* Start Information provided *
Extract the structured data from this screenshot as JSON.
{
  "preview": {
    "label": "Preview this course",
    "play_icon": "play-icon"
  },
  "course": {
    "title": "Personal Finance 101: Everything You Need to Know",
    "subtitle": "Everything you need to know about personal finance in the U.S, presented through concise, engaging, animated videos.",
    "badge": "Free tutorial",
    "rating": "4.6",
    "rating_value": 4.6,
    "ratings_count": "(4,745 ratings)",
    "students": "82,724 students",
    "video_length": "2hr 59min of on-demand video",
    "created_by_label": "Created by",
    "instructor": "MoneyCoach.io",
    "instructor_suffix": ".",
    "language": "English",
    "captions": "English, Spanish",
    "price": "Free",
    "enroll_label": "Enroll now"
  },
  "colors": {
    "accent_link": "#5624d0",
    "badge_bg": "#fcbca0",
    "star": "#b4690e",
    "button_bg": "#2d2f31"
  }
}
* End Information provided *
Exercise directions: Write out all of the records above exactly as they appear.

Correct response:
Extract the structured data from this screenshot as JSON.
{
  "preview": {
    "label": "Preview this course",
    "play_icon": "play-icon"
  },
  "course": {
    "title": "Personal Finance 101: Everything You Need to Know",
    "subtitle": "Everything you need to know about personal finance in the U.S, presented through concise, engaging, animated videos.",
    "badge": "Free tutorial",
    "rating": "4.6",
    "rating_value": 4.6,
    "ratings_count": "(4,745 ratings)",
    "students": "82,724 students",
    "video_length": "2hr 59min of on-demand video",
    "created_by_label": "Created by",
    "instructor": "MoneyCoach.io",
    "instructor_suffix": ".",
    "language": "English",
    "captions": "English, Spanish",
    "price": "Free",
    "enroll_label": "Enroll now"
  },
  "colors": {
    "accent_link": "#5624d0",
    "badge_bg": "#fcbca0",
    "star": "#b4690e",
    "button_bg": "#2d2f31"
  }
}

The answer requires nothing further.